### [SHORT PROBLEM]
Can you transcribe every record below exactly as it appears?

· · · · · · ·

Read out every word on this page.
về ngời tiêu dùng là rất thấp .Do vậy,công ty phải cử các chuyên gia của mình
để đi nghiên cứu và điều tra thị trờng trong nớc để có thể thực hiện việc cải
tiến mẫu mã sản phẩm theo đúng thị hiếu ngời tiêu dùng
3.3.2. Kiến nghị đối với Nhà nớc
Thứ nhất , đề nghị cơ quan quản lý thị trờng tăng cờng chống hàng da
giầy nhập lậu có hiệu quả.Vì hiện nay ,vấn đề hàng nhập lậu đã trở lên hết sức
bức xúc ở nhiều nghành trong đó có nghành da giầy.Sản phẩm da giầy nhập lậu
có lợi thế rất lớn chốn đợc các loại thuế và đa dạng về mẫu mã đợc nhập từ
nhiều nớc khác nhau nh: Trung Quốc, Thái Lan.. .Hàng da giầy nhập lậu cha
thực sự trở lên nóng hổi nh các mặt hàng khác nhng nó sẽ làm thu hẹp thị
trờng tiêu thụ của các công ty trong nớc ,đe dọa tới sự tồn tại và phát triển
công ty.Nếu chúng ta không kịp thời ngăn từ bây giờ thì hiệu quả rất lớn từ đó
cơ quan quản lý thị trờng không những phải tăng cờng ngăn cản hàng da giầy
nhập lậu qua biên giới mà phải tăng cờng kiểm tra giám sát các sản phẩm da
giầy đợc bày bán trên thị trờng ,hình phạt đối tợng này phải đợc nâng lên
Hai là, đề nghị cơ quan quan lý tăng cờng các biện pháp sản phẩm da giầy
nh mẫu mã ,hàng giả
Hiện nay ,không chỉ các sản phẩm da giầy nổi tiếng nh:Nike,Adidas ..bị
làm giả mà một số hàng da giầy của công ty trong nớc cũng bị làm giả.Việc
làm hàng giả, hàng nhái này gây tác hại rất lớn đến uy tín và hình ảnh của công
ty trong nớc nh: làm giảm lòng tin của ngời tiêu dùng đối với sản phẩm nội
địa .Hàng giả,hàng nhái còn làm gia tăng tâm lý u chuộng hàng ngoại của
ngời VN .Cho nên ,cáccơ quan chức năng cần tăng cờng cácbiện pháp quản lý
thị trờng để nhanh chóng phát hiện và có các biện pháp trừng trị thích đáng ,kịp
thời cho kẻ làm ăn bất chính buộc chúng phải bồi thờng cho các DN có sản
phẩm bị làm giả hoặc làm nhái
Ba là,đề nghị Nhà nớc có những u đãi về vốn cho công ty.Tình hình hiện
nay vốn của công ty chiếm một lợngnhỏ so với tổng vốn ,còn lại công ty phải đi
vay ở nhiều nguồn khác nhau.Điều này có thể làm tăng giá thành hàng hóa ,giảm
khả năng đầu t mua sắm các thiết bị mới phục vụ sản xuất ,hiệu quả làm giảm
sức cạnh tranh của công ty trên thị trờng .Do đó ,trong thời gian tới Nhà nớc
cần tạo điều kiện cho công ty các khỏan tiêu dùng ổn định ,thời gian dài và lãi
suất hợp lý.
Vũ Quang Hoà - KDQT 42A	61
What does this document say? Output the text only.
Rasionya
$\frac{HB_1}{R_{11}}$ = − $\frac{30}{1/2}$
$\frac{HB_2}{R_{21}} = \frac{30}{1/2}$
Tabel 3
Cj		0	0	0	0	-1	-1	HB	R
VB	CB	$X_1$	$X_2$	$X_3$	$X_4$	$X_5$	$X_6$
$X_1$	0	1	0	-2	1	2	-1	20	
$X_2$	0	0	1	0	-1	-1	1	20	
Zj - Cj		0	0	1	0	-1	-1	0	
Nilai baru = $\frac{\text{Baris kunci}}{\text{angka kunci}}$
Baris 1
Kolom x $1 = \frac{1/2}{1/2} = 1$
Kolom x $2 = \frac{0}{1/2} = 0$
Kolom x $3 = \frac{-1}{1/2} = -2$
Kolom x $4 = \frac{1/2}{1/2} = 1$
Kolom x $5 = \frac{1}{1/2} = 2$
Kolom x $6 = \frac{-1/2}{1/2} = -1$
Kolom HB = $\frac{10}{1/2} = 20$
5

· · · · · · ·

### [SOLUTION FOR THIS EXERCISE]
Read out every word on this page.
về ngời tiêu dùng là rất thấp .Do vậy,công ty phải cử các chuyên gia của mình
để đi nghiên cứu và điều tra thị trờng trong nớc để có thể thực hiện việc cải
tiến mẫu mã sản phẩm theo đúng thị hiếu ngời tiêu dùng
3.3.2. Kiến nghị đối với Nhà nớc
Thứ nhất , đề nghị cơ quan quản lý thị trờng tăng cờng chống hàng da
giầy nhập lậu có hiệu quả.Vì hiện nay ,vấn đề hàng nhập lậu đã trở lên hết sức
bức xúc ở nhiều nghành trong đó có nghành da giầy.Sản phẩm da giầy nhập lậu
có lợi thế rất lớn chốn đợc các loại thuế và đa dạng về mẫu mã đợc nhập từ
nhiều nớc khác nhau nh: Trung Quốc, Thái Lan.. .Hàng da giầy nhập lậu cha
thực sự trở lên nóng hổi nh các mặt hàng khác nhng nó sẽ làm thu hẹp thị
trờng tiêu thụ của các công ty trong nớc ,đe dọa tới sự tồn tại và phát triển
công ty.Nếu chúng ta không kịp thời ngăn từ bây giờ thì hiệu quả rất lớn từ đó
cơ quan quản lý thị trờng không những phải tăng cờng ngăn cản hàng da giầy
nhập lậu qua biên giới mà phải tăng cờng kiểm tra giám sát các sản phẩm da
giầy đợc bày bán trên thị trờng ,hình phạt đối tợng này phải đợc nâng lên
Hai là, đề nghị cơ quan quan lý tăng cờng các biện pháp sản phẩm da giầy
nh mẫu mã ,hàng giả
Hiện nay ,không chỉ các sản phẩm da giầy nổi tiếng nh:Nike,Adidas ..bị
làm giả mà một số hàng da giầy của công ty trong nớc cũng bị làm giả.Việc
làm hàng giả, hàng nhái này gây tác hại rất lớn đến uy tín và hình ảnh của công
ty trong nớc nh: làm giảm lòng tin của ngời tiêu dùng đối với sản phẩm nội
địa .Hàng giả,hàng nhái còn làm gia tăng tâm lý u chuộng hàng ngoại của
ngời VN .Cho nên ,cáccơ quan chức năng cần tăng cờng cácbiện pháp quản lý
thị trờng để nhanh chóng phát hiện và có các biện pháp trừng trị thích đáng ,kịp
thời cho kẻ làm ăn bất chính buộc chúng phải bồi thờng cho các DN có sản
phẩm bị làm giả hoặc làm nhái
Ba là,đề nghị Nhà nớc có những u đãi về vốn cho công ty.Tình hình hiện
nay vốn của công ty chiếm một lợngnhỏ so với tổng vốn ,còn lại công ty phải đi
vay ở nhiều nguồn khác nhau.Điều này có thể làm tăng giá thành hàng hóa ,giảm
khả năng đầu t mua sắm các thiết bị mới phục vụ sản xuất ,hiệu quả làm giảm
sức cạnh tranh của công ty trên thị trờng .Do đó ,trong thời gian tới Nhà nớc
cần tạo điều kiện cho công ty các khỏan tiêu dùng ổn định ,thời gian dài và lãi
suất hợp lý.
Vũ Quang Hoà - KDQT 42A	61
What does this document say? Output the text only.
Rasionya
$\frac{HB_1}{R_{11}}$ = − $\frac{30}{1/2}$
$\frac{HB_2}{R_{21}} = \frac{30}{1/2}$
Tabel 3
Cj		0	0	0	0	-1	-1	HB	R
VB	CB	$X_1$	$X_2$	$X_3$	$X_4$	$X_5$	$X_6$
$X_1$	0	1	0	-2	1	2	-1	20	
$X_2$	0	0	1	0	-1	-1	1	20	
Zj - Cj		0	0	1	0	-1	-1	0	
Nilai baru = $\frac{\text{Baris kunci}}{\text{angka kunci}}$
Baris 1
Kolom x $1 = \frac{1/2}{1/2} = 1$
Kolom x $2 = \frac{0}{1/2} = 0$
Kolom x $3 = \frac{-1}{1/2} = -2$
Kolom x $4 = \frac{1/2}{1/2} = 1$
Kolom x $5 = \frac{1}{1/2} = 2$
Kolom x $6 = \frac{-1/2}{1/2} = -1$
Kolom HB = $\frac{10}{1/2} = 20$
5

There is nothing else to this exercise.